WHAT IS BEING ASKED: Filter the entries below, keeping every line that has the word "values".

[Dataset records]
☆ ☆ ☆ ☆

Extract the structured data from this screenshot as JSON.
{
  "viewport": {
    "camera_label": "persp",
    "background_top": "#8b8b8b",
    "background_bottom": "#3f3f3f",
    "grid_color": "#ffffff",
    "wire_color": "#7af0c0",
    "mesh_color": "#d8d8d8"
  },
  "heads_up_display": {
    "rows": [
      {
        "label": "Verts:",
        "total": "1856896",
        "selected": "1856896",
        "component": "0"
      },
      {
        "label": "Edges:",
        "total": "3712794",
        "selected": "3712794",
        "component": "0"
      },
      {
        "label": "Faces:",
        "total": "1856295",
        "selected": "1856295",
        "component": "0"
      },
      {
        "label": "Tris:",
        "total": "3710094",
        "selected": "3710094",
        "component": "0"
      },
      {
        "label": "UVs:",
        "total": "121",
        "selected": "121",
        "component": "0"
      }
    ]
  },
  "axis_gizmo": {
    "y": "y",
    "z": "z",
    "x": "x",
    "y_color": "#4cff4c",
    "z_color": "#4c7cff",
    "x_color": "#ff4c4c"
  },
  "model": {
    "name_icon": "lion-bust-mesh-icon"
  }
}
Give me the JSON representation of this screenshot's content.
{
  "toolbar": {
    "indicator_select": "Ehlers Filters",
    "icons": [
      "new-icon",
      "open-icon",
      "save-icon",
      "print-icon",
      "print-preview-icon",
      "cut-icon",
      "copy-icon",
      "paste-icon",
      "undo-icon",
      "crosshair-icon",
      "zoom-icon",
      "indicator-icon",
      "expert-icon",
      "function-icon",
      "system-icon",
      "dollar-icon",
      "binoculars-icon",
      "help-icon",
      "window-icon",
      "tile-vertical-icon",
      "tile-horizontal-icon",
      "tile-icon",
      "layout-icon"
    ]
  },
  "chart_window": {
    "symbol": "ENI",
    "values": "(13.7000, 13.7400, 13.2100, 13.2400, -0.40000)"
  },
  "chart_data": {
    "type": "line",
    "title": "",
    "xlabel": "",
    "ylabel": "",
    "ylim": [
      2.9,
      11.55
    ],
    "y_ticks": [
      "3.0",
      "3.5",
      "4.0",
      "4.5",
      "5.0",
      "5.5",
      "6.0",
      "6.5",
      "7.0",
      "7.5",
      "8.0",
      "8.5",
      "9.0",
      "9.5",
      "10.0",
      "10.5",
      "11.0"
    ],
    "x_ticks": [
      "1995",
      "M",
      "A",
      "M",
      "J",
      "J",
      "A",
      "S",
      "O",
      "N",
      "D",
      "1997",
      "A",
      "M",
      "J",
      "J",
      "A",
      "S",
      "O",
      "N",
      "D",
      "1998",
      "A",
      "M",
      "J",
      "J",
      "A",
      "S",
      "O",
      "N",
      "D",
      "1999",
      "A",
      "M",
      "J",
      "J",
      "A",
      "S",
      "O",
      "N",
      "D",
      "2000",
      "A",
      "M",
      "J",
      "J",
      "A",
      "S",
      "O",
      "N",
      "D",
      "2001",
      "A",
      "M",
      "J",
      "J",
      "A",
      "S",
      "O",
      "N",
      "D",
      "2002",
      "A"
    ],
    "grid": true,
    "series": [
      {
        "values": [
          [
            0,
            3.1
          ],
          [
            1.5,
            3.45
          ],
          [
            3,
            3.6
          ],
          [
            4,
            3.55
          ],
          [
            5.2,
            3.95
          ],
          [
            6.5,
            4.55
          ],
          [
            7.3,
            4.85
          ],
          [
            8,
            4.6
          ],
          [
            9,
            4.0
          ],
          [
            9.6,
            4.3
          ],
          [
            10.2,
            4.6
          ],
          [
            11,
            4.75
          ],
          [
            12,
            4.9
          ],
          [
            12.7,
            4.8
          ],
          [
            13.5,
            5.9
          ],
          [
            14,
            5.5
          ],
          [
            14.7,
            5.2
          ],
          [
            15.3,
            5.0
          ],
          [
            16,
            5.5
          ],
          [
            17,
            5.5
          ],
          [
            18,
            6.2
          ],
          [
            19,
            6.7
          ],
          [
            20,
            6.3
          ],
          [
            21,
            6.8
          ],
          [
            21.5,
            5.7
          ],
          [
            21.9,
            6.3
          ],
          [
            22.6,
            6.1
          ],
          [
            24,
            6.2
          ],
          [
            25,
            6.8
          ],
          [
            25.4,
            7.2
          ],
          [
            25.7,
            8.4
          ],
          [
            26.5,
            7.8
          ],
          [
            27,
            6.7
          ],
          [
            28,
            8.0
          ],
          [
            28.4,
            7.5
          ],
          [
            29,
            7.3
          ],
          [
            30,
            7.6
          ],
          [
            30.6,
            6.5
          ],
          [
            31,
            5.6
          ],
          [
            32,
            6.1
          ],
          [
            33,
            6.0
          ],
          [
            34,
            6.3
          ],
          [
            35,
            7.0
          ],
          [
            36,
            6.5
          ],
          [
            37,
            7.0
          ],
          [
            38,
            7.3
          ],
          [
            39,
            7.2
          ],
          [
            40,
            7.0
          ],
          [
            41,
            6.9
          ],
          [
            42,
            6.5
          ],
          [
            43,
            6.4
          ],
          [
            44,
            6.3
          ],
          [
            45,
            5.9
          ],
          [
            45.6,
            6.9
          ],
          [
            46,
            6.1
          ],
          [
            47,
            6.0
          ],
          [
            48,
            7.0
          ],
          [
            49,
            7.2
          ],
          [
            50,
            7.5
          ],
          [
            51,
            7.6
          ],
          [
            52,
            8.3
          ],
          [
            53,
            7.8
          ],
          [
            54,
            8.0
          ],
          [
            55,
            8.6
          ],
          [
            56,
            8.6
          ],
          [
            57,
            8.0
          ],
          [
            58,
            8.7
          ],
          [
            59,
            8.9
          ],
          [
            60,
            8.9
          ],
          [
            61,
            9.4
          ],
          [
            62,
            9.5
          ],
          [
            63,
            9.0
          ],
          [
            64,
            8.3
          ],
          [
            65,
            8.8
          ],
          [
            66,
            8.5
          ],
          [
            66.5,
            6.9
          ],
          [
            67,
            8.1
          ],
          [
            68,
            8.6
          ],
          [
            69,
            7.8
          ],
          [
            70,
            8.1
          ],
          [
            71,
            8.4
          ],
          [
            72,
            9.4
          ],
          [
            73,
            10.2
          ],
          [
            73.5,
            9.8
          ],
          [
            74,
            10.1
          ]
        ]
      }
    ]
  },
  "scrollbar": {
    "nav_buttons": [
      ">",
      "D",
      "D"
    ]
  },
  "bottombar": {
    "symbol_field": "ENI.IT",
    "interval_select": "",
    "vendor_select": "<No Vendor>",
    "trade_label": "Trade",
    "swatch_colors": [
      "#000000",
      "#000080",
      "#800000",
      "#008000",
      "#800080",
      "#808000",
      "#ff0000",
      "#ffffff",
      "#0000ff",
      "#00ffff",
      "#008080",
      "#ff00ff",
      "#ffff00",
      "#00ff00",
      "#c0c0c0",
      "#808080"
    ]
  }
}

☆ ☆ ☆ ☆

RESULT BELOW:
    "values": "(13.7000, 13.7400, 13.2100, 13.2400, -0.40000)"
        "values": [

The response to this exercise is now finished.